WHAT YOU HAVE TO DO ▸ Filter this material down to the lines that hold "Indonesia", copying each one.

ENTRIES SHOWN ▸
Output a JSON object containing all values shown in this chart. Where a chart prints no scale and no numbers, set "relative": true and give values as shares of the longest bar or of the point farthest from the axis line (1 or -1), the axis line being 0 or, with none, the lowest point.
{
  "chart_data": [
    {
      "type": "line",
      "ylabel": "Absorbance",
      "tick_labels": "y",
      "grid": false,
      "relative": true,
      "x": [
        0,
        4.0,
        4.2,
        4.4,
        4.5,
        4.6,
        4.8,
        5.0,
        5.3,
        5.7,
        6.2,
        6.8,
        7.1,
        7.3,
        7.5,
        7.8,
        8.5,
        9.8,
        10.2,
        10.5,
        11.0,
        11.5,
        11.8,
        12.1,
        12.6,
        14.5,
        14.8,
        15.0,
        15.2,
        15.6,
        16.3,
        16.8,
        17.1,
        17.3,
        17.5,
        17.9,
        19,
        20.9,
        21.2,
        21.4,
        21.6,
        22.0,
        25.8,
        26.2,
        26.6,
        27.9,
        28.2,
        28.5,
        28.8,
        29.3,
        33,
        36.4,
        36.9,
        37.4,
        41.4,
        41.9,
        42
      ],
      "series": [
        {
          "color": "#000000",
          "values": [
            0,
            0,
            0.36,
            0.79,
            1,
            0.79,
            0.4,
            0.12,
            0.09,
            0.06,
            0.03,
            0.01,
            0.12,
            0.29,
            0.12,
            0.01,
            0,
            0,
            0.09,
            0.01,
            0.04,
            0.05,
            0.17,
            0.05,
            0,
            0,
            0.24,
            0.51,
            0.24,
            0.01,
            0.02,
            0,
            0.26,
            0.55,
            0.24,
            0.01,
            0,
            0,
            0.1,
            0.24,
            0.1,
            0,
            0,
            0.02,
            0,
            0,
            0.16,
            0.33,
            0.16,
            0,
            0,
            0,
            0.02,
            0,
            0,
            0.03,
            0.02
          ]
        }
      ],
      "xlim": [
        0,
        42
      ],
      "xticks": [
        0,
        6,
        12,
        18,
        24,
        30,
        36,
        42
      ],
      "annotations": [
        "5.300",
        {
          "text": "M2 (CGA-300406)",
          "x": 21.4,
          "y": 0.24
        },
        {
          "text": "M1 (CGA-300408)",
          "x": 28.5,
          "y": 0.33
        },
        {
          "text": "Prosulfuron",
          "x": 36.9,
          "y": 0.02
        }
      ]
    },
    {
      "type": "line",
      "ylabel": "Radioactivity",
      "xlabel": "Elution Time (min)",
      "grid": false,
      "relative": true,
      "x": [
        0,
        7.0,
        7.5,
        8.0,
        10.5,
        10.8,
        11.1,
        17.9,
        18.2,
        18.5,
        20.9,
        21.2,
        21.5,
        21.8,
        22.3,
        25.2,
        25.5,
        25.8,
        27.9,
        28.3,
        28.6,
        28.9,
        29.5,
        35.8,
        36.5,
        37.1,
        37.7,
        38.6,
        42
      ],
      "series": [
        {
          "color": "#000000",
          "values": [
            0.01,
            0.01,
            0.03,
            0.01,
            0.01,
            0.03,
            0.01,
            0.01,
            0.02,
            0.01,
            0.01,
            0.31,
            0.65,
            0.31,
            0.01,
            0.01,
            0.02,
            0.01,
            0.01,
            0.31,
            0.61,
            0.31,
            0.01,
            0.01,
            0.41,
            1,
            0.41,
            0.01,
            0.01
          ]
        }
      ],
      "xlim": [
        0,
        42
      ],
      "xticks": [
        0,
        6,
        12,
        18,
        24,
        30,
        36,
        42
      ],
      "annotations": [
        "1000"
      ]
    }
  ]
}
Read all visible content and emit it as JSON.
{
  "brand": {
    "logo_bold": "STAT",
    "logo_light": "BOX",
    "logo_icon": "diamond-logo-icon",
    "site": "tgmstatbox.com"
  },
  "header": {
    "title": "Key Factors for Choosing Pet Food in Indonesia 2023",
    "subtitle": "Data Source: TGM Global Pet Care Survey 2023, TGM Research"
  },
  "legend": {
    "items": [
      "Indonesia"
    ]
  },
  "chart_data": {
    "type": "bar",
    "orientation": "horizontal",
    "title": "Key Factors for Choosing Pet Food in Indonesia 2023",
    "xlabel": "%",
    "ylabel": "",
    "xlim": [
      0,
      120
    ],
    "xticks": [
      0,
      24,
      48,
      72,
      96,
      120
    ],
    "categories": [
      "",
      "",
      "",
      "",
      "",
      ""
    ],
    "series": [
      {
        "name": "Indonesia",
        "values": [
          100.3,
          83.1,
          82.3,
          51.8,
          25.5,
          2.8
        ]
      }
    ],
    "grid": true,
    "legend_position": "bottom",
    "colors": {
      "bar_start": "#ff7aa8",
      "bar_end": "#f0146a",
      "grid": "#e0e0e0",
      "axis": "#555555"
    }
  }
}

WORKED SOLUTION ▸
    "title": "Key Factors for Choosing Pet Food in Indonesia 2023",
      "Indonesia"
    "title": "Key Factors for Choosing Pet Food in Indonesia 2023",
        "name": "Indonesia",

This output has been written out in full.